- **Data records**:
— Begin —
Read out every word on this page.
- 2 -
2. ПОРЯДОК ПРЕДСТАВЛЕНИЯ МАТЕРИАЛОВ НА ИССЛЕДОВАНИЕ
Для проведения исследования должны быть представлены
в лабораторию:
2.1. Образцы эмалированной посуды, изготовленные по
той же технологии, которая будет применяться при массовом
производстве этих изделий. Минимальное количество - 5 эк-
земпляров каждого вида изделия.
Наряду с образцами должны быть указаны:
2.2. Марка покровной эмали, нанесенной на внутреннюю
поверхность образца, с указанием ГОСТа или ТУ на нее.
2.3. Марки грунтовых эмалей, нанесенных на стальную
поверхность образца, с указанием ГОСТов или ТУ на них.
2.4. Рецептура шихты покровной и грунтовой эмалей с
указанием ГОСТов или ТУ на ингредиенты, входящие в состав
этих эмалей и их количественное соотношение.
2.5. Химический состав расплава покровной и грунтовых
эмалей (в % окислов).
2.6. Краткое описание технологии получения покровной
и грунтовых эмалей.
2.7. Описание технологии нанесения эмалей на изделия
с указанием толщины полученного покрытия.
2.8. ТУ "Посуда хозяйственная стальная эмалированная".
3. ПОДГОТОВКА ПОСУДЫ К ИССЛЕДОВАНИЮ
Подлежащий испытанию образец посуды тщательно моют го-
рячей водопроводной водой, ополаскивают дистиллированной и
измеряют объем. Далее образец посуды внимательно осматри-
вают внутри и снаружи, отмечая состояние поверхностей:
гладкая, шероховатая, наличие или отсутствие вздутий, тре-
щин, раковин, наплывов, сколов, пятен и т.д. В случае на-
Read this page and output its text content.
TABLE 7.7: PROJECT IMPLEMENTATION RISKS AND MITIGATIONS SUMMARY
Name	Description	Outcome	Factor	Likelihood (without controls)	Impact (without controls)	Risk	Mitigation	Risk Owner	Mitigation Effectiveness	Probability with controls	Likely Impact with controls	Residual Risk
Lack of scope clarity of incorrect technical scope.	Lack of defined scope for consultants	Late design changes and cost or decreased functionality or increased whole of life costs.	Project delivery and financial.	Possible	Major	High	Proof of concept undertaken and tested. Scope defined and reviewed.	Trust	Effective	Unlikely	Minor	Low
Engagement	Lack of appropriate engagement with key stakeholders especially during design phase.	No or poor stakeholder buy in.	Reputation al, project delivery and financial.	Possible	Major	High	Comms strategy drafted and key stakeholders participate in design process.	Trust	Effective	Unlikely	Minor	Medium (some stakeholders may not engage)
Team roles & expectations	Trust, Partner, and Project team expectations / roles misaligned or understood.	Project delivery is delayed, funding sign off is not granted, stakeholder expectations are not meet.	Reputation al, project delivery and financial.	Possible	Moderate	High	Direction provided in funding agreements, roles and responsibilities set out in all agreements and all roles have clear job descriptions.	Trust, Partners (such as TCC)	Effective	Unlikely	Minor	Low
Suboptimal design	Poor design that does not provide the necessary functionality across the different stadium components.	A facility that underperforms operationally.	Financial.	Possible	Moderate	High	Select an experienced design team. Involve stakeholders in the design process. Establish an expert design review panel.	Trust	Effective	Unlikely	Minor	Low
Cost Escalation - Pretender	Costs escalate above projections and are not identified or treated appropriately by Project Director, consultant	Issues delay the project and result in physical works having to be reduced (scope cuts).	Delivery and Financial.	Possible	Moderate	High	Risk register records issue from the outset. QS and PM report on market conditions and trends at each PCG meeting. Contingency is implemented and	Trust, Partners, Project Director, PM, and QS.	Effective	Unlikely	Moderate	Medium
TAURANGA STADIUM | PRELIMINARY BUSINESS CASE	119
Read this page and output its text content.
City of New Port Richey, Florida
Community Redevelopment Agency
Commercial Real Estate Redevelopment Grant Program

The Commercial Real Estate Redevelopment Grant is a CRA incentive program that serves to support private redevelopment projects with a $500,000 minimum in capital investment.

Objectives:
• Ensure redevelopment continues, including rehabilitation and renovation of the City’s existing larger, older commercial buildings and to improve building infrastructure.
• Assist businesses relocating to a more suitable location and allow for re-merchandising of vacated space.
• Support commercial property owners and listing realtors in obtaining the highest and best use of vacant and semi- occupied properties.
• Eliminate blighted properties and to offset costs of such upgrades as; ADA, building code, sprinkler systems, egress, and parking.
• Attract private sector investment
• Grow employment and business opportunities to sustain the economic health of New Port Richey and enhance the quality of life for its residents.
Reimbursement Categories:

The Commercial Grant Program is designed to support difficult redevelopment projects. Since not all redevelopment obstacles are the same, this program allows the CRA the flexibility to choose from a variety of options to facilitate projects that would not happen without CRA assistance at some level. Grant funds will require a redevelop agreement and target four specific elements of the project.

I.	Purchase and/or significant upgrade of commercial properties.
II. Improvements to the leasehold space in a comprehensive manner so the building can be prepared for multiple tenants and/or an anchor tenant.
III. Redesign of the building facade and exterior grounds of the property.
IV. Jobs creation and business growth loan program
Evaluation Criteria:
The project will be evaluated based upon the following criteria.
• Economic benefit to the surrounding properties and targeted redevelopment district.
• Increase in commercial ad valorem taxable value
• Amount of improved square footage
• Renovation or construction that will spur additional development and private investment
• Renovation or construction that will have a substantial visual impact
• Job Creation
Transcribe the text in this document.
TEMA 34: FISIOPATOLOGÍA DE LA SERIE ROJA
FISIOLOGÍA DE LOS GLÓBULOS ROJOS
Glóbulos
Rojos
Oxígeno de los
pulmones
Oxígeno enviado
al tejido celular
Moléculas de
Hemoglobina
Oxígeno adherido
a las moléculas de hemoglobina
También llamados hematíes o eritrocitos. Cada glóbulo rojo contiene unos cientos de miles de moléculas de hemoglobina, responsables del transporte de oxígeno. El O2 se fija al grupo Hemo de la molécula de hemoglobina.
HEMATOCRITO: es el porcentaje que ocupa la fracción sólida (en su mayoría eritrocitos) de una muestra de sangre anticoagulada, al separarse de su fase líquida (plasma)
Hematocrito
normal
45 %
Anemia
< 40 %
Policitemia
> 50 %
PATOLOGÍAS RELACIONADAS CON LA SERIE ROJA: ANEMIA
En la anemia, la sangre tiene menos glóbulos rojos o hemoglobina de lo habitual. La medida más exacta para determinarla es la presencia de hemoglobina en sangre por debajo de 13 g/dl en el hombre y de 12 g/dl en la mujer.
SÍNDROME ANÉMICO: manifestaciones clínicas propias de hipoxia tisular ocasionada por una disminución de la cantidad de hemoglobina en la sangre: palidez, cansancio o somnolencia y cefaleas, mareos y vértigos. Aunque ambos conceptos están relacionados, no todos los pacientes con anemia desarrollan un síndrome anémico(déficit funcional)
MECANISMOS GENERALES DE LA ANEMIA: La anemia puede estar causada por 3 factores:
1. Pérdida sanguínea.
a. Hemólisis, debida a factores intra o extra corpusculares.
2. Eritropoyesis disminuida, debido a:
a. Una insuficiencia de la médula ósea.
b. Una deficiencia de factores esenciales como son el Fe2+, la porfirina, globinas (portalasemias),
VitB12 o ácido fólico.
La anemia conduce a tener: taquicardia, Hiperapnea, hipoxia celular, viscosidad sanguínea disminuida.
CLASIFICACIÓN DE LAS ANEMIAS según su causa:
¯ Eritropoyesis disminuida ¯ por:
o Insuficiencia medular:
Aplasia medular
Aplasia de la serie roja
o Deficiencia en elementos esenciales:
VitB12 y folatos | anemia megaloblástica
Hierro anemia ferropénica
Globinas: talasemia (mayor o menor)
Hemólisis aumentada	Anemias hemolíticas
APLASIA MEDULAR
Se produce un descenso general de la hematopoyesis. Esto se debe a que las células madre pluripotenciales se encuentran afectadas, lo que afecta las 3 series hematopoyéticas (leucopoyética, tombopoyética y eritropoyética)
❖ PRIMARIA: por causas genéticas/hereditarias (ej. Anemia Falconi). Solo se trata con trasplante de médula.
— End —
- **Set task**:
Of the lines above, how many contain the word "Richey"? Provide the number and nothing else.

- **Answer to the problem**:
2